- [TASK OBJECTIVE]
Copy out all of the material exactly.

Records from a dataset
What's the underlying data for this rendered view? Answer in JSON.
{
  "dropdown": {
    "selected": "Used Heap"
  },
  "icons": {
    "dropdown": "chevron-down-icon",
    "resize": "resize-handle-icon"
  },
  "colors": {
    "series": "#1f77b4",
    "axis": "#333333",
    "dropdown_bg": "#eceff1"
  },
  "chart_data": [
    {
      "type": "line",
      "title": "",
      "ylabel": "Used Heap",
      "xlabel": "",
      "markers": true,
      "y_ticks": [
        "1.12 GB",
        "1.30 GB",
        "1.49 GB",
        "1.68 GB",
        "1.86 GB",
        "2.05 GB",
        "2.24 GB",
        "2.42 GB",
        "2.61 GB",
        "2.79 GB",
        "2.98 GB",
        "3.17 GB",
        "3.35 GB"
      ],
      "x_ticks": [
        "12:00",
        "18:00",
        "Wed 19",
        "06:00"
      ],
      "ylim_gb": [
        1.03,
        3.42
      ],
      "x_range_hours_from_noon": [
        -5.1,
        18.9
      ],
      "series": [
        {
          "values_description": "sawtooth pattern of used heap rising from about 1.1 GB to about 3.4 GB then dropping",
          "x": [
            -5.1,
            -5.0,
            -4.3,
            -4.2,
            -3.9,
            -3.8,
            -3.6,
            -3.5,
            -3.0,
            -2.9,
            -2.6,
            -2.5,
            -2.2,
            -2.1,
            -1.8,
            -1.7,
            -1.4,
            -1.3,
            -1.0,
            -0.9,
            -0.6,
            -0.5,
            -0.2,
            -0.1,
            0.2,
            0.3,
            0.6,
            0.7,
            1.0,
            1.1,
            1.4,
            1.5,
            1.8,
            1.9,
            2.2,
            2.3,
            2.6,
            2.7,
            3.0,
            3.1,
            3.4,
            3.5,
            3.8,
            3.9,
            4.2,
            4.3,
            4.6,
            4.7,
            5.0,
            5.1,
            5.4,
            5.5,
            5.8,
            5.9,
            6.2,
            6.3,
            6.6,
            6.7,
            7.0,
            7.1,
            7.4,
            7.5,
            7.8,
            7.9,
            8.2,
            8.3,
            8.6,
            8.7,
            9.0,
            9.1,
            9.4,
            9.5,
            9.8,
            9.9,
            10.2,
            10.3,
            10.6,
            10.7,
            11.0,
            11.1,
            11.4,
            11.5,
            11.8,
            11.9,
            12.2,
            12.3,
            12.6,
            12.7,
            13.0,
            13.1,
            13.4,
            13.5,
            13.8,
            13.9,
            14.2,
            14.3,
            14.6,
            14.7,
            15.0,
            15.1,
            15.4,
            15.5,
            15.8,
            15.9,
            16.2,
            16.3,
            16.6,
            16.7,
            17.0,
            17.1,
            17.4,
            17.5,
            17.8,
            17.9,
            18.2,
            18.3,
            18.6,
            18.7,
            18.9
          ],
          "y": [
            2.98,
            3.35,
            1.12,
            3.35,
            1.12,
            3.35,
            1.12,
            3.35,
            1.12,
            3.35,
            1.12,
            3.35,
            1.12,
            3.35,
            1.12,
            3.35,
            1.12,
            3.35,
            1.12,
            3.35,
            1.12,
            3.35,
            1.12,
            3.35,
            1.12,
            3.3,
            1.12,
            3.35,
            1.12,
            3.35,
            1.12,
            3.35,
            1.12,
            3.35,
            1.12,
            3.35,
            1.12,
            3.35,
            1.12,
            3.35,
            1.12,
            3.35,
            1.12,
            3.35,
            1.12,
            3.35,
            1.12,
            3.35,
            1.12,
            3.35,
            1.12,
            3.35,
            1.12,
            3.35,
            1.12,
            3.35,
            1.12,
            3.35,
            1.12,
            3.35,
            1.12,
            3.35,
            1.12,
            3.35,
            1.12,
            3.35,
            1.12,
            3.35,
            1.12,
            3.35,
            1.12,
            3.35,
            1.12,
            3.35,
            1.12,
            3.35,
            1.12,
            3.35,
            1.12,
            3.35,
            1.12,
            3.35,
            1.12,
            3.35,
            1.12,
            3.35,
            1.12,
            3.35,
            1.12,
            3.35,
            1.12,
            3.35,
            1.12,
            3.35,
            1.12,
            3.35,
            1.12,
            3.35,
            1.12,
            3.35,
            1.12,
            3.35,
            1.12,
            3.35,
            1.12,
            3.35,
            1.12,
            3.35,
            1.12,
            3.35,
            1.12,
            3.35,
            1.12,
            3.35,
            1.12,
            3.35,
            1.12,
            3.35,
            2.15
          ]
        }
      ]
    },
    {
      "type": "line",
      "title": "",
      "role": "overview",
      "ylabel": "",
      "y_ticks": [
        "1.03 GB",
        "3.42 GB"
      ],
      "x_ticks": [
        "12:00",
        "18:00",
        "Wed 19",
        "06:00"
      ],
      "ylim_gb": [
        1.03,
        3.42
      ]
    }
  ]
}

- [SOLUTION FOR THIS PROBLEM]
What's the underlying data for this rendered view? Answer in JSON.
{
  "dropdown": {
    "selected": "Used Heap"
  },
  "icons": {
    "dropdown": "chevron-down-icon",
    "resize": "resize-handle-icon"
  },
  "colors": {
    "series": "#1f77b4",
    "axis": "#333333",
    "dropdown_bg": "#eceff1"
  },
  "chart_data": [
    {
      "type": "line",
      "title": "",
      "ylabel": "Used Heap",
      "xlabel": "",
      "markers": true,
      "y_ticks": [
        "1.12 GB",
        "1.30 GB",
        "1.49 GB",
        "1.68 GB",
        "1.86 GB",
        "2.05 GB",
        "2.24 GB",
        "2.42 GB",
        "2.61 GB",
        "2.79 GB",
        "2.98 GB",
        "3.17 GB",
        "3.35 GB"
      ],
      "x_ticks": [
        "12:00",
        "18:00",
        "Wed 19",
        "06:00"
      ],
      "ylim_gb": [
        1.03,
        3.42
      ],
      "x_range_hours_from_noon": [
        -5.1,
        18.9
      ],
      "series": [
        {
          "values_description": "sawtooth pattern of used heap rising from about 1.1 GB to about 3.4 GB then dropping",
          "x": [
            -5.1,
            -5.0,
            -4.3,
            -4.2,
            -3.9,
            -3.8,
            -3.6,
            -3.5,
            -3.0,
            -2.9,
            -2.6,
            -2.5,
            -2.2,
            -2.1,
            -1.8,
            -1.7,
            -1.4,
            -1.3,
            -1.0,
            -0.9,
            -0.6,
            -0.5,
            -0.2,
            -0.1,
            0.2,
            0.3,
            0.6,
            0.7,
            1.0,
            1.1,
            1.4,
            1.5,
            1.8,
            1.9,
            2.2,
            2.3,
            2.6,
            2.7,
            3.0,
            3.1,
            3.4,
            3.5,
            3.8,
            3.9,
            4.2,
            4.3,
            4.6,
            4.7,
            5.0,
            5.1,
            5.4,
            5.5,
            5.8,
            5.9,
            6.2,
            6.3,
            6.6,
            6.7,
            7.0,
            7.1,
            7.4,
            7.5,
            7.8,
            7.9,
            8.2,
            8.3,
            8.6,
            8.7,
            9.0,
            9.1,
            9.4,
            9.5,
            9.8,
            9.9,
            10.2,
            10.3,
            10.6,
            10.7,
            11.0,
            11.1,
            11.4,
            11.5,
            11.8,
            11.9,
            12.2,
            12.3,
            12.6,
            12.7,
            13.0,
            13.1,
            13.4,
            13.5,
            13.8,
            13.9,
            14.2,
            14.3,
            14.6,
            14.7,
            15.0,
            15.1,
            15.4,
            15.5,
            15.8,
            15.9,
            16.2,
            16.3,
            16.6,
            16.7,
            17.0,
            17.1,
            17.4,
            17.5,
            17.8,
            17.9,
            18.2,
            18.3,
            18.6,
            18.7,
            18.9
          ],
          "y": [
            2.98,
            3.35,
            1.12,
            3.35,
            1.12,
            3.35,
            1.12,
            3.35,
            1.12,
            3.35,
            1.12,
            3.35,
            1.12,
            3.35,
            1.12,
            3.35,
            1.12,
            3.35,
            1.12,
            3.35,
            1.12,
            3.35,
            1.12,
            3.35,
            1.12,
            3.3,
            1.12,
            3.35,
            1.12,
            3.35,
            1.12,
            3.35,
            1.12,
            3.35,
            1.12,
            3.35,
            1.12,
            3.35,
            1.12,
            3.35,
            1.12,
            3.35,
            1.12,
            3.35,
            1.12,
            3.35,
            1.12,
            3.35,
            1.12,
            3.35,
            1.12,
            3.35,
            1.12,
            3.35,
            1.12,
            3.35,
            1.12,
            3.35,
            1.12,
            3.35,
            1.12,
            3.35,
            1.12,
            3.35,
            1.12,
            3.35,
            1.12,
            3.35,
            1.12,
            3.35,
            1.12,
            3.35,
            1.12,
            3.35,
            1.12,
            3.35,
            1.12,
            3.35,
            1.12,
            3.35,
            1.12,
            3.35,
            1.12,
            3.35,
            1.12,
            3.35,
            1.12,
            3.35,
            1.12,
            3.35,
            1.12,
            3.35,
            1.12,
            3.35,
            1.12,
            3.35,
            1.12,
            3.35,
            1.12,
            3.35,
            1.12,
            3.35,
            1.12,
            3.35,
            1.12,
            3.35,
            1.12,
            3.35,
            1.12,
            3.35,
            1.12,
            3.35,
            1.12,
            3.35,
            1.12,
            3.35,
            1.12,
            3.35,
            2.15
          ]
        }
      ]
    },
    {
      "type": "line",
      "title": "",
      "role": "overview",
      "ylabel": "",
      "y_ticks": [
        "1.03 GB",
        "3.42 GB"
      ],
      "x_ticks": [
        "12:00",
        "18:00",
        "Wed 19",
        "06:00"
      ],
      "ylim_gb": [
        1.03,
        3.42
      ]
    }
  ]
}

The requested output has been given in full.